Find each line with the word "style" and copy it.

» MATERIAL TO PROCESS
* begin *

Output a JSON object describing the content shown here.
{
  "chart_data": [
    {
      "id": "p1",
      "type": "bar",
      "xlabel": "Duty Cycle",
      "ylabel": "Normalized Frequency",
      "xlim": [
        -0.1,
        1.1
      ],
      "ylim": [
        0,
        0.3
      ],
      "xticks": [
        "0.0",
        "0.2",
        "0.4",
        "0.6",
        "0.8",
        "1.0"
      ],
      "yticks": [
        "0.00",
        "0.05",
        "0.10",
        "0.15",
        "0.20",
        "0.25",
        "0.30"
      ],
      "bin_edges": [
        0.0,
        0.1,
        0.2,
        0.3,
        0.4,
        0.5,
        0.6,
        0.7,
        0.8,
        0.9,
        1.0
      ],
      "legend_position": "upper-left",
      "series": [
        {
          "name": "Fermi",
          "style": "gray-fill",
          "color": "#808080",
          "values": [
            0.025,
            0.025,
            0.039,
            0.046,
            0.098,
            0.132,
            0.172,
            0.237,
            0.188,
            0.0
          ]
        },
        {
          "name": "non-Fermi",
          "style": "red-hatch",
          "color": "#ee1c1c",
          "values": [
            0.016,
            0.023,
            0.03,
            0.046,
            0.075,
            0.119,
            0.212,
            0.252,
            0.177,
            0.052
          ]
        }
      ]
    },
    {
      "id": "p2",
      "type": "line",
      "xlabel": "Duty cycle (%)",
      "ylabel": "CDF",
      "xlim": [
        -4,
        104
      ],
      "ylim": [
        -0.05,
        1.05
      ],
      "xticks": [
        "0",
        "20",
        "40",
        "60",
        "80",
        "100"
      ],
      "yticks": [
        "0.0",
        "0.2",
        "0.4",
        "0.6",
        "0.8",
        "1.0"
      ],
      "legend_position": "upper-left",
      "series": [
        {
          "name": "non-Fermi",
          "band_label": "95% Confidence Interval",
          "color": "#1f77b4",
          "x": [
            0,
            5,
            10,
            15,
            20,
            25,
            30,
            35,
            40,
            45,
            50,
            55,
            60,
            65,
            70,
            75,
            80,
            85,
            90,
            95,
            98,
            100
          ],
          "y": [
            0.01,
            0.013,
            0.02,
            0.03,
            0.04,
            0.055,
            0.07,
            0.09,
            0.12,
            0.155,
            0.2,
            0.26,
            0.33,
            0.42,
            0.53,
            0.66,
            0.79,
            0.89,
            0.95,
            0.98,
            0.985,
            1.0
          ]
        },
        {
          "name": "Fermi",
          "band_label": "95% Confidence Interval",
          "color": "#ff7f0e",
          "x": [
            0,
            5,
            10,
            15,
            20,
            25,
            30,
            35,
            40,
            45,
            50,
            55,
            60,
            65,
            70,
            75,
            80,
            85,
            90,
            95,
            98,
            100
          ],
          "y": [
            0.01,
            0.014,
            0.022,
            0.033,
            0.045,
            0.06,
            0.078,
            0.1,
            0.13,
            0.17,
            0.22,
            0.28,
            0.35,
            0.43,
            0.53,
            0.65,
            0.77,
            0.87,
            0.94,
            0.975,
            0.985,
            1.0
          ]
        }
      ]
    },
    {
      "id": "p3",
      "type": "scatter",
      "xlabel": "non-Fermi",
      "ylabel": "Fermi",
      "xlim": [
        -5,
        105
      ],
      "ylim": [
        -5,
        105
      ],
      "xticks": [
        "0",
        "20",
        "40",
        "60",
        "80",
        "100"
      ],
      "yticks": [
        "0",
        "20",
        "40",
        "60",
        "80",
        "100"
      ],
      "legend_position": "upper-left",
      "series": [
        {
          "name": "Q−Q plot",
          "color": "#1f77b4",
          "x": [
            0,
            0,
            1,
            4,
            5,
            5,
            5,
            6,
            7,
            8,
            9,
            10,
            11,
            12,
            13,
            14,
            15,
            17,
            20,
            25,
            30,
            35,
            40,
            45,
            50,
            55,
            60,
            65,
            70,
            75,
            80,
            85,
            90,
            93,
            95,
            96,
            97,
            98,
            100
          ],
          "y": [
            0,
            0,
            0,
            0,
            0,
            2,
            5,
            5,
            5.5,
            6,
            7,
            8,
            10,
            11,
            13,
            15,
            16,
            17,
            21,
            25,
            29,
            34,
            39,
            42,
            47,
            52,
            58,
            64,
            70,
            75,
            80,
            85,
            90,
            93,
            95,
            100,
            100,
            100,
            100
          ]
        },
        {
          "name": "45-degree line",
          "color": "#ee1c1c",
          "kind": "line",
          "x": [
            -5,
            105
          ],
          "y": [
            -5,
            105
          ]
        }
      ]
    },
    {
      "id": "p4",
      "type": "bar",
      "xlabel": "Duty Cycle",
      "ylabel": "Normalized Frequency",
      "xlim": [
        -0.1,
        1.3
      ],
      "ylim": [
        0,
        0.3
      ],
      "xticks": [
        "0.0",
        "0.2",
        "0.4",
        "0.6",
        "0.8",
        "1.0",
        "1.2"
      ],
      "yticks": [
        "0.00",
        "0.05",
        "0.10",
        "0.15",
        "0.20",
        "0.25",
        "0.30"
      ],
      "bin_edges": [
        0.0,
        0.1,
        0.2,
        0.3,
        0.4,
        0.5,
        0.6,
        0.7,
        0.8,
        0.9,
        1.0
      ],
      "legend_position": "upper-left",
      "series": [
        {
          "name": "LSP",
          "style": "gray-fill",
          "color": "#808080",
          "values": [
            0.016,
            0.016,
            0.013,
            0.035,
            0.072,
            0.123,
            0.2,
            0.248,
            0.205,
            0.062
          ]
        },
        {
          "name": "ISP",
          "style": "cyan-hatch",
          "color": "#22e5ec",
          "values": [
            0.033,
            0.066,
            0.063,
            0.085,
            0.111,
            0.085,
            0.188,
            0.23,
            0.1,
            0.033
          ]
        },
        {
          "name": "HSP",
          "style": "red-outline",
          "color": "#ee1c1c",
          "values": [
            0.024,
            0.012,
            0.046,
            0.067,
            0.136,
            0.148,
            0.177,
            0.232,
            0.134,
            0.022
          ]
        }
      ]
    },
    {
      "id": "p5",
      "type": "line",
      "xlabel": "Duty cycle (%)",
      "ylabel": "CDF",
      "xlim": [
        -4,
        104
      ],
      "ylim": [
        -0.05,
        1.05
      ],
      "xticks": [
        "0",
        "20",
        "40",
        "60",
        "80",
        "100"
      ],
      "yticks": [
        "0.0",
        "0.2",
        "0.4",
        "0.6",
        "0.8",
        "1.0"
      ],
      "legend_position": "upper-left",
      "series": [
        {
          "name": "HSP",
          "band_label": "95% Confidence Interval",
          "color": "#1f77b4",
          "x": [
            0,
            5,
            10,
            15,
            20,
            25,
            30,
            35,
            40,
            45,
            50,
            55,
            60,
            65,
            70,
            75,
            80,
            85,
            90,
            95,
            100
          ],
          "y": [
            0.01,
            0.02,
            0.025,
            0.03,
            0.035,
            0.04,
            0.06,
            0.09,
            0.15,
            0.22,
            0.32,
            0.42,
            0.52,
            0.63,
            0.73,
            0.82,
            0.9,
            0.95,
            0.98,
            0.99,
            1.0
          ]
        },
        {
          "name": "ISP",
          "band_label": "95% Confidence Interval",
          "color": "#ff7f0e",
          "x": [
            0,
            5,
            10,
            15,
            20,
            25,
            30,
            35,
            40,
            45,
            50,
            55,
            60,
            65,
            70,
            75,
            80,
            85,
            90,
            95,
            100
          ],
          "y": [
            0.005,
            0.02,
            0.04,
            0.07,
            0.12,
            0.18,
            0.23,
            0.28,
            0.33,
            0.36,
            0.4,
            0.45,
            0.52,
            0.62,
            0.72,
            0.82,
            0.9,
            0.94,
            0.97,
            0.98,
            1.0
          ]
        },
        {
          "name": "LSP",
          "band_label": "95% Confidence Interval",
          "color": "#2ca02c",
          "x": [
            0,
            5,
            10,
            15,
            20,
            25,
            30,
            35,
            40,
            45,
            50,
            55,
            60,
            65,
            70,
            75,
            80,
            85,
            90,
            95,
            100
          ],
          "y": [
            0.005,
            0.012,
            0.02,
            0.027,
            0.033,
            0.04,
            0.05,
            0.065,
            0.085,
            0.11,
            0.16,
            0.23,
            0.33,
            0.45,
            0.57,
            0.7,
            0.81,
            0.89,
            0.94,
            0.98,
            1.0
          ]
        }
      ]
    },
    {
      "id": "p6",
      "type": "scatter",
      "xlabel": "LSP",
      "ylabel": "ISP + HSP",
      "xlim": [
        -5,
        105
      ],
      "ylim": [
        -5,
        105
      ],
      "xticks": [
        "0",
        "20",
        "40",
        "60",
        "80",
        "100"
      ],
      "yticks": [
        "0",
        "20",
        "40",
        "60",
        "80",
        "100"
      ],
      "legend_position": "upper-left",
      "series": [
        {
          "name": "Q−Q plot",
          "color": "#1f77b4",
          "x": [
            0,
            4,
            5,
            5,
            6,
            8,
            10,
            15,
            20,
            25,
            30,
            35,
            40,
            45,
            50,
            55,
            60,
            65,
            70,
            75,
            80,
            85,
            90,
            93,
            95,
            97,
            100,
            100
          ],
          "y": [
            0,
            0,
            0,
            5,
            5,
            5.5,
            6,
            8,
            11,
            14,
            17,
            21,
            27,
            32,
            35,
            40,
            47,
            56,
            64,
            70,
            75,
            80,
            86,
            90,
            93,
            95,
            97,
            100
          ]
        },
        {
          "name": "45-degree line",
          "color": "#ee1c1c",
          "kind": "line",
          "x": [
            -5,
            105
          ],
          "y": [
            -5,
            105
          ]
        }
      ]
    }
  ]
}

* end *

» THE OUTPUT
          "style": "gray-fill",
          "style": "red-hatch",
          "style": "gray-fill",
          "style": "cyan-hatch",
          "style": "red-outline",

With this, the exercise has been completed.